--- EXERCISE BRIEF ---
Swap "Gecertificeerd" for "Geverifieerd" in the records, starting at the line that contains "row-label: Harde schijf - 1" and ending at the line that contains "row-label: - Gebeurtenis [70, 273, 234, 297]". Return only those lines, with everything else in them unchanged.

━━━━━━

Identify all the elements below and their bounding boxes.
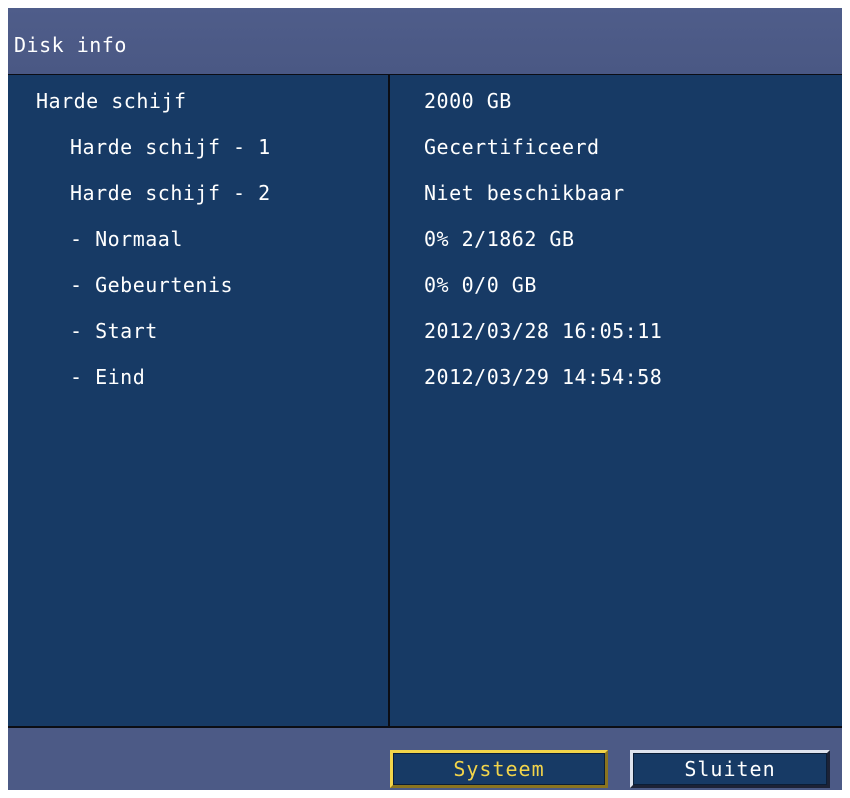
row-label: Harde schijf - 1 [70, 135, 271, 159]
sluiten-button[interactable]: Sluiten [630, 750, 830, 788]
info-row-harde-schijf: Harde schijf 2000 GB [8, 81, 842, 127]
row-value: Gecertificeerd [424, 135, 600, 159]
row-value: 0% 0/0 GB [424, 273, 537, 297]
row-value: 2012/03/29 14:54:58 [424, 365, 663, 389]
disk-info-dialog: Disk info Harde schijf 2000 GB Harde sch… [8, 8, 842, 790]
info-row-normaal: - Normaal 0% 2/1862 GB [8, 219, 842, 265]
row-label: - Gebeurtenis [70, 273, 234, 297]
info-row-gebeurtenis: - Gebeurtenis 0% 0/0 GB [8, 265, 842, 311]
row-value: 2000 GB [424, 89, 512, 113]
info-row-eind: - Eind 2012/03/29 14:54:58 [8, 357, 842, 403]
dialog-footer: Systeem Sluiten [8, 728, 842, 790]
row-label: - Start [70, 319, 158, 343]
disk-info-panel: Harde schijf 2000 GB Harde schijf - 1 Ge… [8, 74, 842, 728]
dialog-title: Disk info [14, 33, 127, 57]
info-row-harde-schijf-1: Harde schijf - 1 Gecertificeerd [8, 127, 842, 173]
row-label: - Normaal [70, 227, 183, 251]
systeem-button[interactable]: Systeem [390, 750, 608, 788]
row-label: Harde schijf - 2 [70, 181, 271, 205]
title-bar: Disk info [8, 8, 842, 74]
info-row-start: - Start 2012/03/28 16:05:11 [8, 311, 842, 357]
row-value: Niet beschikbaar [424, 181, 625, 205]
row-value: 0% 2/1862 GB [424, 227, 575, 251]
info-row-harde-schijf-2: Harde schijf - 2 Niet beschikbaar [8, 173, 842, 219]
row-label: Harde schijf [36, 89, 187, 113]
row-label: - Eind [70, 365, 146, 389]
row-value: 2012/03/28 16:05:11 [424, 319, 663, 343]
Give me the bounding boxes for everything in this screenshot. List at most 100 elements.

━━━━━━

--- REPLY TO THE EXERCISE ---
row-label: Harde schijf - 1 [70, 135, 271, 159]
sluiten-button[interactable]: Sluiten [630, 750, 830, 788]
info-row-harde-schijf: Harde schijf 2000 GB [8, 81, 842, 127]
row-value: Geverifieerd [424, 135, 600, 159]
row-value: 0% 0/0 GB [424, 273, 537, 297]
row-value: 2012/03/29 14:54:58 [424, 365, 663, 389]
disk-info-dialog: Disk info Harde schijf 2000 GB Harde sch… [8, 8, 842, 790]
info-row-normaal: - Normaal 0% 2/1862 GB [8, 219, 842, 265]
row-label: - Gebeurtenis [70, 273, 234, 297]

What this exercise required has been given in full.